### PROBLEM TO SOLVE
Provide the number of lines containing the word "модернизации", and nothing else.

### DATA LISTING
• • • • • • •

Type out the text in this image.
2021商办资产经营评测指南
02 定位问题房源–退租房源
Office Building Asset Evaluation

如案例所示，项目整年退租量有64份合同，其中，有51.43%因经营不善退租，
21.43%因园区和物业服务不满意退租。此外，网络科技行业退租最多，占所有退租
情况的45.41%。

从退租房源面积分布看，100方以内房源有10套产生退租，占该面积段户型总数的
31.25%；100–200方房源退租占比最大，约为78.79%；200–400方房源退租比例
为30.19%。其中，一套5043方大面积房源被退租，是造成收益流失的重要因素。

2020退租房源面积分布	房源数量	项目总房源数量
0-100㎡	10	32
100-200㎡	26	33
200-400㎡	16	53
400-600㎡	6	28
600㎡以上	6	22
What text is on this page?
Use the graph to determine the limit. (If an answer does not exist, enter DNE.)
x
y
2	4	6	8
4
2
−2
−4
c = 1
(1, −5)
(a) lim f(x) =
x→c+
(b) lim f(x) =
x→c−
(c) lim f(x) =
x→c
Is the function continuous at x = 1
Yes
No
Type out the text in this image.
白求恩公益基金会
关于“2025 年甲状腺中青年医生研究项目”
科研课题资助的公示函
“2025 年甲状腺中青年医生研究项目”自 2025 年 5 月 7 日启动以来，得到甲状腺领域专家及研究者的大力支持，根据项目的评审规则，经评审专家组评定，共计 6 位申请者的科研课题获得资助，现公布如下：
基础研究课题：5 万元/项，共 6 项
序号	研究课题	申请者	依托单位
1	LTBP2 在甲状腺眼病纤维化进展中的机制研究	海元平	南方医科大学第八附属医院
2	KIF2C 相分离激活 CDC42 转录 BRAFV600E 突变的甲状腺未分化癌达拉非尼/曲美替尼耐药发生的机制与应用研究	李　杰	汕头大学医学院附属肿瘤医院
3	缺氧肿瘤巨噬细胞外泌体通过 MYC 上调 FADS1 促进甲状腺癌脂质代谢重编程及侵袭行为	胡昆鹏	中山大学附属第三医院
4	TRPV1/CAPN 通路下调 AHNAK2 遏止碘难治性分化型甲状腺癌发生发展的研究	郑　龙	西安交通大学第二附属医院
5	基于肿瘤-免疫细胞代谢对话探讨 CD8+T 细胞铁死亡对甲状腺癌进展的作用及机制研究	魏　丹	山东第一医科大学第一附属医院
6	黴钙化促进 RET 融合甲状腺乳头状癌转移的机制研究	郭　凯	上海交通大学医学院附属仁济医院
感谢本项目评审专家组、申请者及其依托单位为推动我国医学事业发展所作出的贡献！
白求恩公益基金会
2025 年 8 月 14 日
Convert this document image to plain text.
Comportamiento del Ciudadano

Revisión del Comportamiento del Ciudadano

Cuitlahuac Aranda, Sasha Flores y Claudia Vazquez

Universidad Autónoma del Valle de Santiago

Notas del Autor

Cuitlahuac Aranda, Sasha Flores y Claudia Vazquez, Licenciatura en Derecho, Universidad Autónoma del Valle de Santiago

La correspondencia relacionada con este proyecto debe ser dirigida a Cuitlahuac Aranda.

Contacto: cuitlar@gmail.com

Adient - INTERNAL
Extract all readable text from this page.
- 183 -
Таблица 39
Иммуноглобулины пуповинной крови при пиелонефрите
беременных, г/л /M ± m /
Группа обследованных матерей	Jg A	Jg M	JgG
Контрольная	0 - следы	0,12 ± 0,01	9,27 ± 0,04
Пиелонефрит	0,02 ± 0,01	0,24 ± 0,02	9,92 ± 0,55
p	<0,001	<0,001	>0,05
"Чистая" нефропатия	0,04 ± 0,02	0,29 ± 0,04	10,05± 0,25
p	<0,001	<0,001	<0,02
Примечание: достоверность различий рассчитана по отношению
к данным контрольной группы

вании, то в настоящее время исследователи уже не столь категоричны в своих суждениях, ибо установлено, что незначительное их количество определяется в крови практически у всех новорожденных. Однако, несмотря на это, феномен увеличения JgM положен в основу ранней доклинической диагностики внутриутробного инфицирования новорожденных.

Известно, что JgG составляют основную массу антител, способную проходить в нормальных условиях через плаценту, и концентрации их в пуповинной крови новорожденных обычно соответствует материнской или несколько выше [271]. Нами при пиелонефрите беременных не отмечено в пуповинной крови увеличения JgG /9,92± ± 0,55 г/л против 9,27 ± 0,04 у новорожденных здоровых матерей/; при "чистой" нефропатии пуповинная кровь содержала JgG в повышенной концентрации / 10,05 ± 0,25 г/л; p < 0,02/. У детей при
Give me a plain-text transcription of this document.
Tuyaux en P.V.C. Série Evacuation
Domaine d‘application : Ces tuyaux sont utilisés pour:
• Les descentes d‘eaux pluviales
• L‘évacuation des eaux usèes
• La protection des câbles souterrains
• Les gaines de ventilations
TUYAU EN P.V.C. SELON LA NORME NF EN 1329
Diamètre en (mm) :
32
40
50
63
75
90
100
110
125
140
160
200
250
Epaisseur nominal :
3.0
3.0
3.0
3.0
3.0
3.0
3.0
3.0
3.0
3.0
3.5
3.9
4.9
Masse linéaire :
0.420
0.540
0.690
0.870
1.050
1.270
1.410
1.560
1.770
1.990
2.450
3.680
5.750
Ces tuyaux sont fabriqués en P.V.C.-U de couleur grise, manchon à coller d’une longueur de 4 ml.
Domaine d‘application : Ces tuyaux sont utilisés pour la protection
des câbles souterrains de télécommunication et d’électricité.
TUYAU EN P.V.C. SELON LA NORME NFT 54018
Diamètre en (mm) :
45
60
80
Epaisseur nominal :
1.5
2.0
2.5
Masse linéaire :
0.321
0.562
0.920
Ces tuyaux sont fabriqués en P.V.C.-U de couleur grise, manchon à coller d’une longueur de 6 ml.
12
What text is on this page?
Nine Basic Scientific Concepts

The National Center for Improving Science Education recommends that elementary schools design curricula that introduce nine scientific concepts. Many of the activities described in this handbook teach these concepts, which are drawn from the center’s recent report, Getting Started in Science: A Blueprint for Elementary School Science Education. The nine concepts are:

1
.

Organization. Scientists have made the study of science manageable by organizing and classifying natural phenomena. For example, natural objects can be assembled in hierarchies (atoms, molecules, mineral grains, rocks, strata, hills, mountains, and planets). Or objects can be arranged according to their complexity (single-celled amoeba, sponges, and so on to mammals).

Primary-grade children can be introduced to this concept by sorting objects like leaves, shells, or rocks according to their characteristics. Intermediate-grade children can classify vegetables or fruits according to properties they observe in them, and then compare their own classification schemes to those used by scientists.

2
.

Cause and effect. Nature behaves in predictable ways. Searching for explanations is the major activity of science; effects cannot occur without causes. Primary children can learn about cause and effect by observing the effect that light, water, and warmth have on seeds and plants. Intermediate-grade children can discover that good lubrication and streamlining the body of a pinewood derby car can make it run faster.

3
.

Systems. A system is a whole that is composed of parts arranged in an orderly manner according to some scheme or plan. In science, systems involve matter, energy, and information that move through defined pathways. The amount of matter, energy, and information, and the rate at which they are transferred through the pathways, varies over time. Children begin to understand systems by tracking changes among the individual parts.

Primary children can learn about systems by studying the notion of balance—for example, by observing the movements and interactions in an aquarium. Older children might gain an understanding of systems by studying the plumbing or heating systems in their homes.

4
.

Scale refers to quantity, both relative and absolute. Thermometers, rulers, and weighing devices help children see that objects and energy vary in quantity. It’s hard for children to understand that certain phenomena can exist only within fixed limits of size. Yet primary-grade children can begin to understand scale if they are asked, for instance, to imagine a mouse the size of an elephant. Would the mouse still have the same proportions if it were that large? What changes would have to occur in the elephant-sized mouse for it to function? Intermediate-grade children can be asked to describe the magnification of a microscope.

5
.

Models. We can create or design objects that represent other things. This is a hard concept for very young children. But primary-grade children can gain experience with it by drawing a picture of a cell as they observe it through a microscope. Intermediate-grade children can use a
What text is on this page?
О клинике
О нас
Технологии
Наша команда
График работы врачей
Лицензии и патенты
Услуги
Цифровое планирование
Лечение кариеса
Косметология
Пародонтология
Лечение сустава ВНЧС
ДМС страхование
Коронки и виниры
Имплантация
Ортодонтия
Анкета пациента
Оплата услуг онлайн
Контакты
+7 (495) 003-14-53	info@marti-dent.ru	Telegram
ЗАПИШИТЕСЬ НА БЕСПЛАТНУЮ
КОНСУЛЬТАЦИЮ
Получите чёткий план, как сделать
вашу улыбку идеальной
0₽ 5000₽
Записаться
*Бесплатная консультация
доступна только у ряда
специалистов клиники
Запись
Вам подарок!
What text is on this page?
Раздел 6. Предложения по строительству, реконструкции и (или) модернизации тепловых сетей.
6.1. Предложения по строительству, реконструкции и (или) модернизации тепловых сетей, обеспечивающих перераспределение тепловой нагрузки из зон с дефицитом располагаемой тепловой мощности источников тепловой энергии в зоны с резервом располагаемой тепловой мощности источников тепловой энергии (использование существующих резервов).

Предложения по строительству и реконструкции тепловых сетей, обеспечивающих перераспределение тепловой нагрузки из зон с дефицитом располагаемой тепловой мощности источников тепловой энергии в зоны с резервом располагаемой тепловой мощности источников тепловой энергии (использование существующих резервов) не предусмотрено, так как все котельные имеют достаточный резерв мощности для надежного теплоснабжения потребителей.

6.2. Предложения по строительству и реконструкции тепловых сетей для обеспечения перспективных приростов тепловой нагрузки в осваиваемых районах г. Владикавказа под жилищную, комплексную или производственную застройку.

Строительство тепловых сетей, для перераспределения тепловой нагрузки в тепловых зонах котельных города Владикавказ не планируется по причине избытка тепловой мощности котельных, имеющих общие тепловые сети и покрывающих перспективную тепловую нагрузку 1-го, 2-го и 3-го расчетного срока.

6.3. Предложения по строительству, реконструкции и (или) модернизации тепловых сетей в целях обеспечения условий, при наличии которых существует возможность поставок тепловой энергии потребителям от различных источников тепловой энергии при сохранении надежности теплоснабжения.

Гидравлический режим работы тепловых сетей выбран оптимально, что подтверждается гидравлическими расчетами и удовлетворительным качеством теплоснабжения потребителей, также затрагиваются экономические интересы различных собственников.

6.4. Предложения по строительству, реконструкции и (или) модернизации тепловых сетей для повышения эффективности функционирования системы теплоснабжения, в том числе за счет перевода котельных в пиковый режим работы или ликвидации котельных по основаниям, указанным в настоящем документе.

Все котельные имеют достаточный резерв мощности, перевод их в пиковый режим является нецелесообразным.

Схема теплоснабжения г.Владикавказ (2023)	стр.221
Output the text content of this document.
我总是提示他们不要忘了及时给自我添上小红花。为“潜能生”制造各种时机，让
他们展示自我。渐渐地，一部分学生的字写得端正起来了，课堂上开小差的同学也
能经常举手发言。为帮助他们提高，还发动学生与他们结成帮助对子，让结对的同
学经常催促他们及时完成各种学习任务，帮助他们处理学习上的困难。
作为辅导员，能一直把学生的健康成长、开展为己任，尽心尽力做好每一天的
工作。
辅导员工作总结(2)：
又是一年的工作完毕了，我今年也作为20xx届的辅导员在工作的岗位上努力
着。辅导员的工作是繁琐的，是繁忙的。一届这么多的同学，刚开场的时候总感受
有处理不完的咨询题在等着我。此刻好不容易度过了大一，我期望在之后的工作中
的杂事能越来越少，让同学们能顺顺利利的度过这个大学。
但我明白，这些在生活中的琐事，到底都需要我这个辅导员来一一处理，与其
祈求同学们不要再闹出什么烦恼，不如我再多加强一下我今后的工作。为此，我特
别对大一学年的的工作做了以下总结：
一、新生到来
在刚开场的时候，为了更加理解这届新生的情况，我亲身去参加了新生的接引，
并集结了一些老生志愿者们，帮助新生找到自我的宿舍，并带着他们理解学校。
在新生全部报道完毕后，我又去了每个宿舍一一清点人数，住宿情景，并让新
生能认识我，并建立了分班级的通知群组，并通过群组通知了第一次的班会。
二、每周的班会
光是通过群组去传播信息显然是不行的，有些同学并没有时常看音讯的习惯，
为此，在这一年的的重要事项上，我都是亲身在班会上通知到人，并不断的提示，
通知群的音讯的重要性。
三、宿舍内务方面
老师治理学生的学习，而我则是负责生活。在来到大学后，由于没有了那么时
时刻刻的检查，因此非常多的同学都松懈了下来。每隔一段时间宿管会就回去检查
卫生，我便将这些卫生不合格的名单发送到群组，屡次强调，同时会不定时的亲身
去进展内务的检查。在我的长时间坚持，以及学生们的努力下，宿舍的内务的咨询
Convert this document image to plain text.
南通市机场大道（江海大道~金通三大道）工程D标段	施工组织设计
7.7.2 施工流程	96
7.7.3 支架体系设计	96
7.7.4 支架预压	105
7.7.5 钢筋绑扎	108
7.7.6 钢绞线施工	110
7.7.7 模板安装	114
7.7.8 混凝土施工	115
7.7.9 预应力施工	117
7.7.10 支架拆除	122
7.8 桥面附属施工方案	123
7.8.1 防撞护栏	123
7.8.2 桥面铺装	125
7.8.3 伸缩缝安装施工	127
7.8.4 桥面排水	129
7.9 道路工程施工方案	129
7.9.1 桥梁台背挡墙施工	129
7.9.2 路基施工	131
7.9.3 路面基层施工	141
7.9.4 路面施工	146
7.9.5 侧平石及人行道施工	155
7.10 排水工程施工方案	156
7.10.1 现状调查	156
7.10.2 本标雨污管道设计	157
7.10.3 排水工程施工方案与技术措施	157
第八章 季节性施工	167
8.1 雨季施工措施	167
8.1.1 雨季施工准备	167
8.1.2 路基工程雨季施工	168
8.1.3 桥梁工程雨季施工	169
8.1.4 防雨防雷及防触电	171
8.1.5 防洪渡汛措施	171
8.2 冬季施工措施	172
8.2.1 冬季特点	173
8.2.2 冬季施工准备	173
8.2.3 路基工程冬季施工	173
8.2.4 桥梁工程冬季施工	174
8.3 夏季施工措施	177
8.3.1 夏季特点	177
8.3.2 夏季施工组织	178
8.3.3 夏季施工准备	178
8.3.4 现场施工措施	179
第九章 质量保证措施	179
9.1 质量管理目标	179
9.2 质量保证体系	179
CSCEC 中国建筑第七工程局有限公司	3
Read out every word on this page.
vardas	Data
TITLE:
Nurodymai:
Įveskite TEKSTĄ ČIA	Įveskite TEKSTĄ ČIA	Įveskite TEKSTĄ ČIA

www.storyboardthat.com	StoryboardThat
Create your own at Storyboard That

• • • • • • •

### FULL ANSWER
4